-------- Input for this task
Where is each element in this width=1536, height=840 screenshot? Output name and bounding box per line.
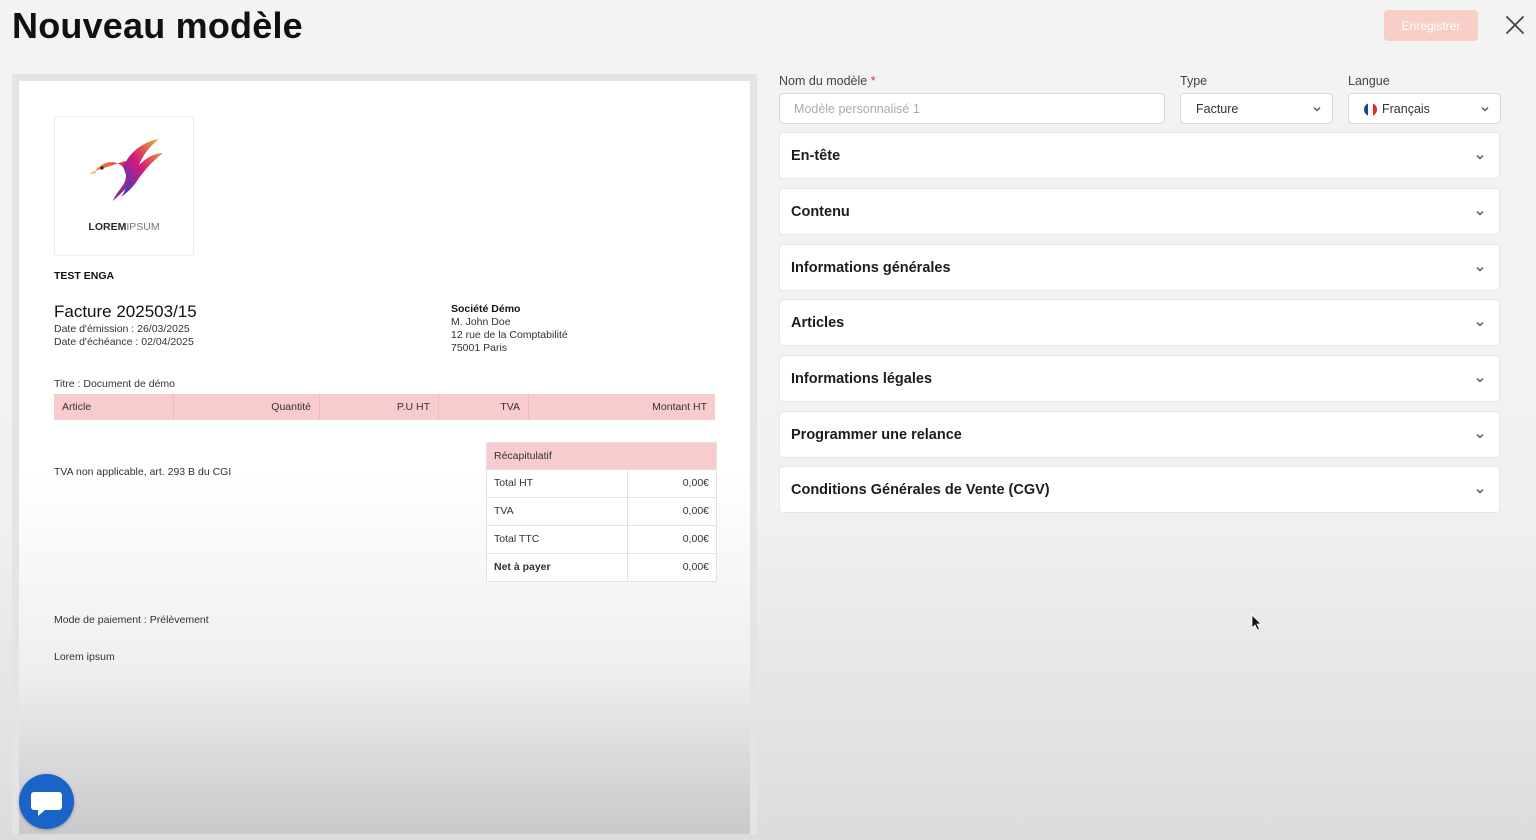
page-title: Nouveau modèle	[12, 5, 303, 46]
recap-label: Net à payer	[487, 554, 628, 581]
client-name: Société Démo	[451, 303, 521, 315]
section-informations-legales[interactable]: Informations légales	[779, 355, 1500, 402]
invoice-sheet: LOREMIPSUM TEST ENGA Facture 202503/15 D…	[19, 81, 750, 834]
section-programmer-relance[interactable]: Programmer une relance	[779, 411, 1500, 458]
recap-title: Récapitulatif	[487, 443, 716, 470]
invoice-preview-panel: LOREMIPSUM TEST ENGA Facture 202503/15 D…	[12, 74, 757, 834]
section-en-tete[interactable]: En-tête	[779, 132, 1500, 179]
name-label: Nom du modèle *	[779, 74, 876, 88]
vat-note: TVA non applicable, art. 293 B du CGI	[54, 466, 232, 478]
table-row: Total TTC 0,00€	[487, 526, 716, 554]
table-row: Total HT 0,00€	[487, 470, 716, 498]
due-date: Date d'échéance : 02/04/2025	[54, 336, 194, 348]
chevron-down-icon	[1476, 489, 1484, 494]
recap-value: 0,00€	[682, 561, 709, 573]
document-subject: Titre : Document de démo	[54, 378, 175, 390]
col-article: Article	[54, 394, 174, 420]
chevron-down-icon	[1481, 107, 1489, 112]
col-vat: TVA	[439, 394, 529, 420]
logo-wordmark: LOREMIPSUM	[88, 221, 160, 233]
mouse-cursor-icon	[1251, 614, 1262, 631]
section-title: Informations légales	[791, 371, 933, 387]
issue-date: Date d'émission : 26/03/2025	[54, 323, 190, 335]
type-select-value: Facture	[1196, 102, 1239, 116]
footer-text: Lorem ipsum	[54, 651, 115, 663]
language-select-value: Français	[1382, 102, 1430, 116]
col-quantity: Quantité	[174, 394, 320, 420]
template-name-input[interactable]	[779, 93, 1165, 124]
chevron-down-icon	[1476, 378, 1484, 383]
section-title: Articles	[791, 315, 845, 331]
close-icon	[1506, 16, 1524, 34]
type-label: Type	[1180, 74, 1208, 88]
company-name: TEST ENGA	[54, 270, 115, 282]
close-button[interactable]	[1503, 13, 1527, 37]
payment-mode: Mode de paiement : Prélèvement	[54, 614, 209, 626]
----------------
• [Request] Copy every line of the records above word for word, leaving out the pictures.

• [Output]
Where is each element in this width=1536, height=840 screenshot? Output name and bounding box per line.
page-title: Nouveau modèle	[12, 5, 303, 46]
recap-label: Net à payer	[487, 554, 628, 581]
client-name: Société Démo	[451, 303, 521, 315]
section-informations-legales[interactable]: Informations légales	[779, 355, 1500, 402]
invoice-sheet: LOREMIPSUM TEST ENGA Facture 202503/15 D…	[19, 81, 750, 834]
section-programmer-relance[interactable]: Programmer une relance	[779, 411, 1500, 458]
recap-title: Récapitulatif	[487, 443, 716, 470]
invoice-preview-panel: LOREMIPSUM TEST ENGA Facture 202503/15 D…	[12, 74, 757, 834]
section-en-tete[interactable]: En-tête	[779, 132, 1500, 179]
name-label: Nom du modèle *	[779, 74, 876, 88]
vat-note: TVA non applicable, art. 293 B du CGI	[54, 466, 232, 478]
table-row: Total TTC 0,00€	[487, 526, 716, 554]
table-row: Total HT 0,00€	[487, 470, 716, 498]
due-date: Date d'échéance : 02/04/2025	[54, 336, 194, 348]
chevron-down-icon	[1476, 489, 1484, 494]
recap-value: 0,00€	[682, 561, 709, 573]
document-subject: Titre : Document de démo	[54, 378, 175, 390]
col-article: Article	[54, 394, 174, 420]
chevron-down-icon	[1481, 107, 1489, 112]
col-vat: TVA	[439, 394, 529, 420]
logo-wordmark: LOREMIPSUM	[88, 221, 160, 233]
mouse-cursor-icon	[1251, 614, 1262, 631]
section-title: Informations légales	[791, 371, 933, 387]
issue-date: Date d'émission : 26/03/2025	[54, 323, 190, 335]
type-select-value: Facture	[1196, 102, 1239, 116]
footer-text: Lorem ipsum	[54, 651, 115, 663]
language-select-value: Français	[1382, 102, 1430, 116]
col-quantity: Quantité	[174, 394, 320, 420]
template-name-input[interactable]	[779, 93, 1165, 124]
chevron-down-icon	[1476, 378, 1484, 383]
section-title: Articles	[791, 315, 845, 331]
close-icon	[1506, 16, 1524, 34]
type-label: Type	[1180, 74, 1208, 88]
company-name: TEST ENGA	[54, 270, 115, 282]
close-button[interactable]	[1503, 13, 1527, 37]
payment-mode: Mode de paiement : Prélèvement	[54, 614, 209, 626]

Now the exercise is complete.